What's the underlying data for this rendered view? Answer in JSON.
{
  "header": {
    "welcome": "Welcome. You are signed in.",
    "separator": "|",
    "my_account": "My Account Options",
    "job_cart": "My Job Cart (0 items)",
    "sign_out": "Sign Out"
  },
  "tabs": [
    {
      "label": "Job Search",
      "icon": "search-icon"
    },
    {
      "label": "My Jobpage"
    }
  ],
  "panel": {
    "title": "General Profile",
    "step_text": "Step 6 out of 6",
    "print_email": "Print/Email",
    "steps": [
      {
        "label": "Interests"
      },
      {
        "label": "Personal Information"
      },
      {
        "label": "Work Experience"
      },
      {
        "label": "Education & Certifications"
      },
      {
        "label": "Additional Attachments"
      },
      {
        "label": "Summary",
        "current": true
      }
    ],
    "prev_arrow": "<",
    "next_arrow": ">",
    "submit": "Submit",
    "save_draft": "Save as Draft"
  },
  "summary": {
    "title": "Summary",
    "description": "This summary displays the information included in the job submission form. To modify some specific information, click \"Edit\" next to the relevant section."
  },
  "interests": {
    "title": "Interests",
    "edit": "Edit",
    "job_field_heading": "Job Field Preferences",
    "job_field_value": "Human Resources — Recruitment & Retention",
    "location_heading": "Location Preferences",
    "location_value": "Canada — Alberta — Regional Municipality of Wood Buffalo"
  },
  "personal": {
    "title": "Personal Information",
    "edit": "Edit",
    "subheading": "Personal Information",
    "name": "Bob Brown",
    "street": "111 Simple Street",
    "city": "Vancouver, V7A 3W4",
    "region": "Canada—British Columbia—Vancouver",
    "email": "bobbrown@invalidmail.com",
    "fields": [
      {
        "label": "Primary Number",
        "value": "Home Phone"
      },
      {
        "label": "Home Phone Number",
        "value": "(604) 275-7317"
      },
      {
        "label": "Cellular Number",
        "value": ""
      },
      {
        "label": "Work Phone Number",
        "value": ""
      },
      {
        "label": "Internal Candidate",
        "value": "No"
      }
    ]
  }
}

• Problem
Above are the records; copy all of them exactly.

• Written answer
What's the underlying data for this rendered view? Answer in JSON.
{
  "header": {
    "welcome": "Welcome. You are signed in.",
    "separator": "|",
    "my_account": "My Account Options",
    "job_cart": "My Job Cart (0 items)",
    "sign_out": "Sign Out"
  },
  "tabs": [
    {
      "label": "Job Search",
      "icon": "search-icon"
    },
    {
      "label": "My Jobpage"
    }
  ],
  "panel": {
    "title": "General Profile",
    "step_text": "Step 6 out of 6",
    "print_email": "Print/Email",
    "steps": [
      {
        "label": "Interests"
      },
      {
        "label": "Personal Information"
      },
      {
        "label": "Work Experience"
      },
      {
        "label": "Education & Certifications"
      },
      {
        "label": "Additional Attachments"
      },
      {
        "label": "Summary",
        "current": true
      }
    ],
    "prev_arrow": "<",
    "next_arrow": ">",
    "submit": "Submit",
    "save_draft": "Save as Draft"
  },
  "summary": {
    "title": "Summary",
    "description": "This summary displays the information included in the job submission form. To modify some specific information, click \"Edit\" next to the relevant section."
  },
  "interests": {
    "title": "Interests",
    "edit": "Edit",
    "job_field_heading": "Job Field Preferences",
    "job_field_value": "Human Resources — Recruitment & Retention",
    "location_heading": "Location Preferences",
    "location_value": "Canada — Alberta — Regional Municipality of Wood Buffalo"
  },
  "personal": {
    "title": "Personal Information",
    "edit": "Edit",
    "subheading": "Personal Information",
    "name": "Bob Brown",
    "street": "111 Simple Street",
    "city": "Vancouver, V7A 3W4",
    "region": "Canada—British Columbia—Vancouver",
    "email": "bobbrown@invalidmail.com",
    "fields": [
      {
        "label": "Primary Number",
        "value": "Home Phone"
      },
      {
        "label": "Home Phone Number",
        "value": "(604) 275-7317"
      },
      {
        "label": "Cellular Number",
        "value": ""
      },
      {
        "label": "Work Phone Number",
        "value": ""
      },
      {
        "label": "Internal Candidate",
        "value": "No"
      }
    ]
  }
}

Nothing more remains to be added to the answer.